==== Supplied information

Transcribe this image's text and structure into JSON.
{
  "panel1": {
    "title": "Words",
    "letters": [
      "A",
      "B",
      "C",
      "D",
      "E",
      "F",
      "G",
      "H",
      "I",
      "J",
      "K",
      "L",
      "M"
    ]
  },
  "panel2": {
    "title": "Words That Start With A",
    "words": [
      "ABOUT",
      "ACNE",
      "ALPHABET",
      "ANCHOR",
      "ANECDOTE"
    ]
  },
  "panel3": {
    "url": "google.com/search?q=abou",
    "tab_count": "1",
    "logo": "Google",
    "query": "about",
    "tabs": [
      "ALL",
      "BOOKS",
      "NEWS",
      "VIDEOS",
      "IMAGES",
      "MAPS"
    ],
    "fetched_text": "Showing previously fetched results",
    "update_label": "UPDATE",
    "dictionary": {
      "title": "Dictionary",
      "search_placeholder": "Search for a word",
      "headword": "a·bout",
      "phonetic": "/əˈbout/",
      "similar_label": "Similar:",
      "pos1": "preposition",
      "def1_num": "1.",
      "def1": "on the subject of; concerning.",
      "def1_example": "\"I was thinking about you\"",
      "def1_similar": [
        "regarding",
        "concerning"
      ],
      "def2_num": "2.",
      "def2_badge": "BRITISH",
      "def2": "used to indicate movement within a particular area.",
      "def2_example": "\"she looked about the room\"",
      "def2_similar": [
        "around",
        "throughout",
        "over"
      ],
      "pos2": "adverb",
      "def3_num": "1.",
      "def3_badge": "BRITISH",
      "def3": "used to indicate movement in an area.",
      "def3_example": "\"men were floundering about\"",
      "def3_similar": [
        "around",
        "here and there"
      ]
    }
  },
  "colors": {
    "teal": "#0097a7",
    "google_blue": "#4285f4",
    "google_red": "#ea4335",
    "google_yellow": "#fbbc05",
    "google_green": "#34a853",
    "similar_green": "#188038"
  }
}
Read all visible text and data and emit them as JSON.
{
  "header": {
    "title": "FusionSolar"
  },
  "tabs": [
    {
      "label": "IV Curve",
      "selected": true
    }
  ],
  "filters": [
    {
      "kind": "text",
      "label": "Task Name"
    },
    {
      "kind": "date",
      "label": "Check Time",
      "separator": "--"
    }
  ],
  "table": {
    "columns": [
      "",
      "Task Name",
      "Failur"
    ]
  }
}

========

Goal
Retype the entries exactly, including every line.

Final result
Transcribe this image's text and structure into JSON.
{
  "panel1": {
    "title": "Words",
    "letters": [
      "A",
      "B",
      "C",
      "D",
      "E",
      "F",
      "G",
      "H",
      "I",
      "J",
      "K",
      "L",
      "M"
    ]
  },
  "panel2": {
    "title": "Words That Start With A",
    "words": [
      "ABOUT",
      "ACNE",
      "ALPHABET",
      "ANCHOR",
      "ANECDOTE"
    ]
  },
  "panel3": {
    "url": "google.com/search?q=abou",
    "tab_count": "1",
    "logo": "Google",
    "query": "about",
    "tabs": [
      "ALL",
      "BOOKS",
      "NEWS",
      "VIDEOS",
      "IMAGES",
      "MAPS"
    ],
    "fetched_text": "Showing previously fetched results",
    "update_label": "UPDATE",
    "dictionary": {
      "title": "Dictionary",
      "search_placeholder": "Search for a word",
      "headword": "a·bout",
      "phonetic": "/əˈbout/",
      "similar_label": "Similar:",
      "pos1": "preposition",
      "def1_num": "1.",
      "def1": "on the subject of; concerning.",
      "def1_example": "\"I was thinking about you\"",
      "def1_similar": [
        "regarding",
        "concerning"
      ],
      "def2_num": "2.",
      "def2_badge": "BRITISH",
      "def2": "used to indicate movement within a particular area.",
      "def2_example": "\"she looked about the room\"",
      "def2_similar": [
        "around",
        "throughout",
        "over"
      ],
      "pos2": "adverb",
      "def3_num": "1.",
      "def3_badge": "BRITISH",
      "def3": "used to indicate movement in an area.",
      "def3_example": "\"men were floundering about\"",
      "def3_similar": [
        "around",
        "here and there"
      ]
    }
  },
  "colors": {
    "teal": "#0097a7",
    "google_blue": "#4285f4",
    "google_red": "#ea4335",
    "google_yellow": "#fbbc05",
    "google_green": "#34a853",
    "similar_green": "#188038"
  }
}
Read all visible text and data and emit them as JSON.
{
  "header": {
    "title": "FusionSolar"
  },
  "tabs": [
    {
      "label": "IV Curve",
      "selected": true
    }
  ],
  "filters": [
    {
      "kind": "text",
      "label": "Task Name"
    },
    {
      "kind": "date",
      "label": "Check Time",
      "separator": "--"
    }
  ],
  "table": {
    "columns": [
      "",
      "Task Name",
      "Failur"
    ]
  }
}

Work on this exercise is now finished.